* begin *

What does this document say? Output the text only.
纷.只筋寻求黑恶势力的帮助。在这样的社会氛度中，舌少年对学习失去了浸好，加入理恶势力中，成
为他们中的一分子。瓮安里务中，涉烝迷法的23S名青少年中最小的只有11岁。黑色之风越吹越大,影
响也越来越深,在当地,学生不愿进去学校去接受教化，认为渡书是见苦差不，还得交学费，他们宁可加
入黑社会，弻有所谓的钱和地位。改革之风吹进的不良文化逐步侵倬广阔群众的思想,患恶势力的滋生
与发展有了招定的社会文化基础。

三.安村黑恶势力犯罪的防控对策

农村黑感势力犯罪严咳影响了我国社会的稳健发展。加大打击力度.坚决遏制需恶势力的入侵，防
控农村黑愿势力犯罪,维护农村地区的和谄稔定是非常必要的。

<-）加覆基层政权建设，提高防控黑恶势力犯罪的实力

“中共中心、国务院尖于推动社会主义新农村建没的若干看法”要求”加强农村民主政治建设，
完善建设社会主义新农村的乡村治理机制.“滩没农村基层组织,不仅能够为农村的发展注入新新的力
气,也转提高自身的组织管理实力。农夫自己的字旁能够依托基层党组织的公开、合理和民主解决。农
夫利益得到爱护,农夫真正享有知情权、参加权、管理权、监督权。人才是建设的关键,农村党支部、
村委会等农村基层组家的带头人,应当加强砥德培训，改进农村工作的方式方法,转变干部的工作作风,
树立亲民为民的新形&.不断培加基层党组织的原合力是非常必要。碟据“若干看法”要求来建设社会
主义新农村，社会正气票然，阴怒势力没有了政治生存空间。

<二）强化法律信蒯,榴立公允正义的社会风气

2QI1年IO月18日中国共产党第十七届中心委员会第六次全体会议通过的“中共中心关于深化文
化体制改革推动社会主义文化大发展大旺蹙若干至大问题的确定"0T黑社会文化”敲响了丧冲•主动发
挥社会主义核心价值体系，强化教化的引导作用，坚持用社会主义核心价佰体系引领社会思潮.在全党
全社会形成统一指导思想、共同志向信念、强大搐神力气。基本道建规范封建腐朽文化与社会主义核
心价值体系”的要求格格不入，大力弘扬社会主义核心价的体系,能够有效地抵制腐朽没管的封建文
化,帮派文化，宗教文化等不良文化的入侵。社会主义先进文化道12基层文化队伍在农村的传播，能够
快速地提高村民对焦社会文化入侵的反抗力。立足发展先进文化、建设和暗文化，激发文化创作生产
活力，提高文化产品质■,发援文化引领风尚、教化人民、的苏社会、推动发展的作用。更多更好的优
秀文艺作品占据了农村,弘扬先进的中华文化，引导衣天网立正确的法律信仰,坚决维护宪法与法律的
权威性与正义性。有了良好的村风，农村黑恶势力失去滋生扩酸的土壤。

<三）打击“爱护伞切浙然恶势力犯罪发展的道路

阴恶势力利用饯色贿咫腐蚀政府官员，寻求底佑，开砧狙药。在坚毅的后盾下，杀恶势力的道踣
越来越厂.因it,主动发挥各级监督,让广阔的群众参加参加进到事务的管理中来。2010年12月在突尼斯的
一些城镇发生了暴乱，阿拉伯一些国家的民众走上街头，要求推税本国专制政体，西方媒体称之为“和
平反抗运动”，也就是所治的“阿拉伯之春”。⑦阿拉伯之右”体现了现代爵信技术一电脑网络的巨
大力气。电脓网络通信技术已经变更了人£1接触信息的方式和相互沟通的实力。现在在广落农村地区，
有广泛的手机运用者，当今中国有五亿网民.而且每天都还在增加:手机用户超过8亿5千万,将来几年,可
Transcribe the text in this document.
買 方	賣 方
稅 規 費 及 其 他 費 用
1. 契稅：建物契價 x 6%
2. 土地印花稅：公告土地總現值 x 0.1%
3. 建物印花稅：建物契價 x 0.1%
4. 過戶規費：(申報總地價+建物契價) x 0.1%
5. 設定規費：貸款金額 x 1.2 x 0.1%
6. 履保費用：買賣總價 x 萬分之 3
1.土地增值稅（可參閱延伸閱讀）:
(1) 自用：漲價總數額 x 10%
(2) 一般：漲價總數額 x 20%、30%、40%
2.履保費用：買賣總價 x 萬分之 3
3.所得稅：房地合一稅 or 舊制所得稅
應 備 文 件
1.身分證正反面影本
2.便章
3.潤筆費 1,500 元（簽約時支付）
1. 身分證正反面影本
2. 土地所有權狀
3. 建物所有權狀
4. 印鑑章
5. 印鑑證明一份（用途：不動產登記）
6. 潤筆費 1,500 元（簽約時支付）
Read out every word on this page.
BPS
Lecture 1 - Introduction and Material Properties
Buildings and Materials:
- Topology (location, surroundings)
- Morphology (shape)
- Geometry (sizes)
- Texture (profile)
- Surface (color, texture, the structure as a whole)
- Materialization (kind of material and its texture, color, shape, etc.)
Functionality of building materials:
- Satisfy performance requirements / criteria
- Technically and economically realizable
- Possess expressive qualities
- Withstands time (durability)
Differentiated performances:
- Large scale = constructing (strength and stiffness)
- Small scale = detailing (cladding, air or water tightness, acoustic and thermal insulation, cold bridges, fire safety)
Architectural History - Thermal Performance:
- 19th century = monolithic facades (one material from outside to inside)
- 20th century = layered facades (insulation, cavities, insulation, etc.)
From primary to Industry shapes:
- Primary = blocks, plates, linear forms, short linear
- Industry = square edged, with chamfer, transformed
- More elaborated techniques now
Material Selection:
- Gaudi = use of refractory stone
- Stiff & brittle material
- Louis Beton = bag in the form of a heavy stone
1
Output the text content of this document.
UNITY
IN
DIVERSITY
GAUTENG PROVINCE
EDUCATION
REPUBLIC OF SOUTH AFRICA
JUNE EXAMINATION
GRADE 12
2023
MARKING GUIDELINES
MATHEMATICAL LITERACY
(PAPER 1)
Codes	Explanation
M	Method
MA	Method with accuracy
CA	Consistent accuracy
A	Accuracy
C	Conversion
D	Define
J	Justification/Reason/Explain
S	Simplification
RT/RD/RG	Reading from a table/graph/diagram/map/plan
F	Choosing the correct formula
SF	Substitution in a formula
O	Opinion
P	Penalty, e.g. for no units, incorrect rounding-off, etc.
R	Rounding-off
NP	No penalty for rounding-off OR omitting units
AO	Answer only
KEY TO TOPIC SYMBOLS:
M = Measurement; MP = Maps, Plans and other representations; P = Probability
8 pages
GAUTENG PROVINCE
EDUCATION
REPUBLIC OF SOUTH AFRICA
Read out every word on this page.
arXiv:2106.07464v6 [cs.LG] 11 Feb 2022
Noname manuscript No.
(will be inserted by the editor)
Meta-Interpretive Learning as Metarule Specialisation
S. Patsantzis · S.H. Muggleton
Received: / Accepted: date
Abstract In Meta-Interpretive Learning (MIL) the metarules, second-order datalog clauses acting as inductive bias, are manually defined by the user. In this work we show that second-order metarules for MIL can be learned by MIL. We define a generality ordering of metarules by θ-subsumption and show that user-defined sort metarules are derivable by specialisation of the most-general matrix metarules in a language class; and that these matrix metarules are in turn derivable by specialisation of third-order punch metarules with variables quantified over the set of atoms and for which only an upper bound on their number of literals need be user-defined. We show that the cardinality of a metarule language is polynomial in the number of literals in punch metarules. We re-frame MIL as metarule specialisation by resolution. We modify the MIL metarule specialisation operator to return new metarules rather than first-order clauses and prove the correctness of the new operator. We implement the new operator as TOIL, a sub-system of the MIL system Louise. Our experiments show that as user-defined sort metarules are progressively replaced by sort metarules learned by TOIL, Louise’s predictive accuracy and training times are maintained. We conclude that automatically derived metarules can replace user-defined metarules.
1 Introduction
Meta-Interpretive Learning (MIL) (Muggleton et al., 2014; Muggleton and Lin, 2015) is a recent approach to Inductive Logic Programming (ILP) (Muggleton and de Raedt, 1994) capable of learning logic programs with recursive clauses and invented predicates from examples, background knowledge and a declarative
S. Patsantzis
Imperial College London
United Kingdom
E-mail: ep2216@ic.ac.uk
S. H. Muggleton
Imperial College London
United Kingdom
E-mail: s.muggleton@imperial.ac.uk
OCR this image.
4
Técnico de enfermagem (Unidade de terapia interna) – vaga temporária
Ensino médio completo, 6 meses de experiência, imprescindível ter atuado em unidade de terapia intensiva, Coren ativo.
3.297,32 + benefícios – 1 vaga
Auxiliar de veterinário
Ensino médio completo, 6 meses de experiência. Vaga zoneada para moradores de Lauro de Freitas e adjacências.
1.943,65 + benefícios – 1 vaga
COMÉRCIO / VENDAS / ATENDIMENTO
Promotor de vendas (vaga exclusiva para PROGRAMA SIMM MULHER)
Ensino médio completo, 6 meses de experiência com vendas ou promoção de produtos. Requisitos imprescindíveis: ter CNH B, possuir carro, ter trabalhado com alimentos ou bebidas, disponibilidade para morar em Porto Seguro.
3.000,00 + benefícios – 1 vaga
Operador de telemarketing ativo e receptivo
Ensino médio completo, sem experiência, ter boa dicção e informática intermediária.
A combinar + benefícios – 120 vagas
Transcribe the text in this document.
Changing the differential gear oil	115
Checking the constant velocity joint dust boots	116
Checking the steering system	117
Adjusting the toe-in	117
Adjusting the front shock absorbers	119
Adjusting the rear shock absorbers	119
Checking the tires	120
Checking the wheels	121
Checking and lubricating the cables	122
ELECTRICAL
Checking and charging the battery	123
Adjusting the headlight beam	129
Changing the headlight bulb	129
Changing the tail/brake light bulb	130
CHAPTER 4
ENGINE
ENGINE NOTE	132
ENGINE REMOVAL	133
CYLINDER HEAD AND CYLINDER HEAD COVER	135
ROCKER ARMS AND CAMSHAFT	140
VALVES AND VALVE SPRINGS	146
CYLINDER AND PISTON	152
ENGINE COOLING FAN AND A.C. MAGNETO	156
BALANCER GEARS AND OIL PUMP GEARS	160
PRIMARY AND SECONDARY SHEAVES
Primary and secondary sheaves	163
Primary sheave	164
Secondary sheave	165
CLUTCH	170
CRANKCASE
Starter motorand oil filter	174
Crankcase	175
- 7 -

* end *

### Requirement:
Find all the lines containing "Ensino" in the material, then copy them.

### Finished task:
Ensino médio completo, 6 meses de experiência, imprescindível ter atuado em unidade de terapia intensiva, Coren ativo.
Ensino médio completo, 6 meses de experiência. Vaga zoneada para moradores de Lauro de Freitas e adjacências.
Ensino médio completo, 6 meses de experiência com vendas ou promoção de produtos. Requisitos imprescindíveis: ter CNH B, possuir carro, ter trabalhado com alimentos ou bebidas, disponibilidade para morar em Porto Seguro.
Ensino médio completo, sem experiência, ter boa dicção e informática intermediária.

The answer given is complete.